* Begin *

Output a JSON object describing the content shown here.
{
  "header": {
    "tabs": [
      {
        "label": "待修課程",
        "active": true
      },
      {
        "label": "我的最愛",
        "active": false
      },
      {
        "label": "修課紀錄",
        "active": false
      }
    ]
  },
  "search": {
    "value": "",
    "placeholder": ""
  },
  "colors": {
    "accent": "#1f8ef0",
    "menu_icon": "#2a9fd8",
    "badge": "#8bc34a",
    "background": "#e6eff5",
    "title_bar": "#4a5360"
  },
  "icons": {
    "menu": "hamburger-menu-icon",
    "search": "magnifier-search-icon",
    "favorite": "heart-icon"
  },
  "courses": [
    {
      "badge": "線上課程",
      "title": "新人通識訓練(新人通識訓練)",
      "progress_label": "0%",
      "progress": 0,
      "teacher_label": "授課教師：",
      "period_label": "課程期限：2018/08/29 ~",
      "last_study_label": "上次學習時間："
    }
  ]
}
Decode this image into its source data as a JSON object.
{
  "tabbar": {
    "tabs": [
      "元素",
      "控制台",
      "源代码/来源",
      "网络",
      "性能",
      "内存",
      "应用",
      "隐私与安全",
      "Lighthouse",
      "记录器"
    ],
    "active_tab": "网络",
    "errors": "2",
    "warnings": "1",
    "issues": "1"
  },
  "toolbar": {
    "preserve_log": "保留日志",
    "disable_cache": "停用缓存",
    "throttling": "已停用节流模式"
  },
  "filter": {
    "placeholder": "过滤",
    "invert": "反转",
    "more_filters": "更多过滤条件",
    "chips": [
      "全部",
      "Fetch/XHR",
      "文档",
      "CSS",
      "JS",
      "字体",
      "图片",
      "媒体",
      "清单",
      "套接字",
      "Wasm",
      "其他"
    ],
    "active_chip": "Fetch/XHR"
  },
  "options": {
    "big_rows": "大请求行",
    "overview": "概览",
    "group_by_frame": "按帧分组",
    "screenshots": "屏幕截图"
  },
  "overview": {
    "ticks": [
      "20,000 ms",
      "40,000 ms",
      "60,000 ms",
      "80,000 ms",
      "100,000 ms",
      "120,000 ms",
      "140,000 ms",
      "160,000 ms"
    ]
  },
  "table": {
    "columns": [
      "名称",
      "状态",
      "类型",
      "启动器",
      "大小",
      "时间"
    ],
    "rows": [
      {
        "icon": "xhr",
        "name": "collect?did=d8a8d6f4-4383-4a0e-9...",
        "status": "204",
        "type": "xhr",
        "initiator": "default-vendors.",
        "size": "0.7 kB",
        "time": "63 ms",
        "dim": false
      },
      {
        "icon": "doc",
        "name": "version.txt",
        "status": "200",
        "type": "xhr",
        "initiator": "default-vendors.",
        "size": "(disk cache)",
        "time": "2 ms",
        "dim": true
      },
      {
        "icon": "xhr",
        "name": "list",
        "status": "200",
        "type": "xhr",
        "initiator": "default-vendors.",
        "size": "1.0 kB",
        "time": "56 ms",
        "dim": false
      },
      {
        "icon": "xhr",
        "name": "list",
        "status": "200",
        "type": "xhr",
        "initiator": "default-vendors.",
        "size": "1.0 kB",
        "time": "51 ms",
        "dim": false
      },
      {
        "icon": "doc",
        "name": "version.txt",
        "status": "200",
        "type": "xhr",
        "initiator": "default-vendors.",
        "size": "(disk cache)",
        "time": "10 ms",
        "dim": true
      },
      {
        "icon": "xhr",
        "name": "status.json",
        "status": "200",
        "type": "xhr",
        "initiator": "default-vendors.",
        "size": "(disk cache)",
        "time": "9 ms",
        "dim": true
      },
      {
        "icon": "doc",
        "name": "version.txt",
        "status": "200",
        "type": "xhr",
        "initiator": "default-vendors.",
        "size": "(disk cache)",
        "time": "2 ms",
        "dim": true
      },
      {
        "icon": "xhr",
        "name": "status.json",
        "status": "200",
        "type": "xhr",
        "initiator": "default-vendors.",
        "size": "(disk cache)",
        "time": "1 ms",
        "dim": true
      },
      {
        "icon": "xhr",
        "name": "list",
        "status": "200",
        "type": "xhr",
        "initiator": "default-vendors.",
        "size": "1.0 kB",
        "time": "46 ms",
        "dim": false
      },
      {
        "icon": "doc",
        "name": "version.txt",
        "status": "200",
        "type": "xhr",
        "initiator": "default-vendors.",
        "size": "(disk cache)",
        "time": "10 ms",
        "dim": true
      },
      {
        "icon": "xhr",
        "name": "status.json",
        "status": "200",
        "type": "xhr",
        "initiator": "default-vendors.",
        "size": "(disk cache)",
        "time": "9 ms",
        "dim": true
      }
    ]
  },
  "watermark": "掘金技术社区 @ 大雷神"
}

* End *

Return every line exactly.

- **Exercise solution**:
Output a JSON object describing the content shown here.
{
  "header": {
    "tabs": [
      {
        "label": "待修課程",
        "active": true
      },
      {
        "label": "我的最愛",
        "active": false
      },
      {
        "label": "修課紀錄",
        "active": false
      }
    ]
  },
  "search": {
    "value": "",
    "placeholder": ""
  },
  "colors": {
    "accent": "#1f8ef0",
    "menu_icon": "#2a9fd8",
    "badge": "#8bc34a",
    "background": "#e6eff5",
    "title_bar": "#4a5360"
  },
  "icons": {
    "menu": "hamburger-menu-icon",
    "search": "magnifier-search-icon",
    "favorite": "heart-icon"
  },
  "courses": [
    {
      "badge": "線上課程",
      "title": "新人通識訓練(新人通識訓練)",
      "progress_label": "0%",
      "progress": 0,
      "teacher_label": "授課教師：",
      "period_label": "課程期限：2018/08/29 ~",
      "last_study_label": "上次學習時間："
    }
  ]
}
Decode this image into its source data as a JSON object.
{
  "tabbar": {
    "tabs": [
      "元素",
      "控制台",
      "源代码/来源",
      "网络",
      "性能",
      "内存",
      "应用",
      "隐私与安全",
      "Lighthouse",
      "记录器"
    ],
    "active_tab": "网络",
    "errors": "2",
    "warnings": "1",
    "issues": "1"
  },
  "toolbar": {
    "preserve_log": "保留日志",
    "disable_cache": "停用缓存",
    "throttling": "已停用节流模式"
  },
  "filter": {
    "placeholder": "过滤",
    "invert": "反转",
    "more_filters": "更多过滤条件",
    "chips": [
      "全部",
      "Fetch/XHR",
      "文档",
      "CSS",
      "JS",
      "字体",
      "图片",
      "媒体",
      "清单",
      "套接字",
      "Wasm",
      "其他"
    ],
    "active_chip": "Fetch/XHR"
  },
  "options": {
    "big_rows": "大请求行",
    "overview": "概览",
    "group_by_frame": "按帧分组",
    "screenshots": "屏幕截图"
  },
  "overview": {
    "ticks": [
      "20,000 ms",
      "40,000 ms",
      "60,000 ms",
      "80,000 ms",
      "100,000 ms",
      "120,000 ms",
      "140,000 ms",
      "160,000 ms"
    ]
  },
  "table": {
    "columns": [
      "名称",
      "状态",
      "类型",
      "启动器",
      "大小",
      "时间"
    ],
    "rows": [
      {
        "icon": "xhr",
        "name": "collect?did=d8a8d6f4-4383-4a0e-9...",
        "status": "204",
        "type": "xhr",
        "initiator": "default-vendors.",
        "size": "0.7 kB",
        "time": "63 ms",
        "dim": false
      },
      {
        "icon": "doc",
        "name": "version.txt",
        "status": "200",
        "type": "xhr",
        "initiator": "default-vendors.",
        "size": "(disk cache)",
        "time": "2 ms",
        "dim": true
      },
      {
        "icon": "xhr",
        "name": "list",
        "status": "200",
        "type": "xhr",
        "initiator": "default-vendors.",
        "size": "1.0 kB",
        "time": "56 ms",
        "dim": false
      },
      {
        "icon": "xhr",
        "name": "list",
        "status": "200",
        "type": "xhr",
        "initiator": "default-vendors.",
        "size": "1.0 kB",
        "time": "51 ms",
        "dim": false
      },
      {
        "icon": "doc",
        "name": "version.txt",
        "status": "200",
        "type": "xhr",
        "initiator": "default-vendors.",
        "size": "(disk cache)",
        "time": "10 ms",
        "dim": true
      },
      {
        "icon": "xhr",
        "name": "status.json",
        "status": "200",
        "type": "xhr",
        "initiator": "default-vendors.",
        "size": "(disk cache)",
        "time": "9 ms",
        "dim": true
      },
      {
        "icon": "doc",
        "name": "version.txt",
        "status": "200",
        "type": "xhr",
        "initiator": "default-vendors.",
        "size": "(disk cache)",
        "time": "2 ms",
        "dim": true
      },
      {
        "icon": "xhr",
        "name": "status.json",
        "status": "200",
        "type": "xhr",
        "initiator": "default-vendors.",
        "size": "(disk cache)",
        "time": "1 ms",
        "dim": true
      },
      {
        "icon": "xhr",
        "name": "list",
        "status": "200",
        "type": "xhr",
        "initiator": "default-vendors.",
        "size": "1.0 kB",
        "time": "46 ms",
        "dim": false
      },
      {
        "icon": "doc",
        "name": "version.txt",
        "status": "200",
        "type": "xhr",
        "initiator": "default-vendors.",
        "size": "(disk cache)",
        "time": "10 ms",
        "dim": true
      },
      {
        "icon": "xhr",
        "name": "status.json",
        "status": "200",
        "type": "xhr",
        "initiator": "default-vendors.",
        "size": "(disk cache)",
        "time": "9 ms",
        "dim": true
      }
    ]
  },
  "watermark": "掘金技术社区 @ 大雷神"
}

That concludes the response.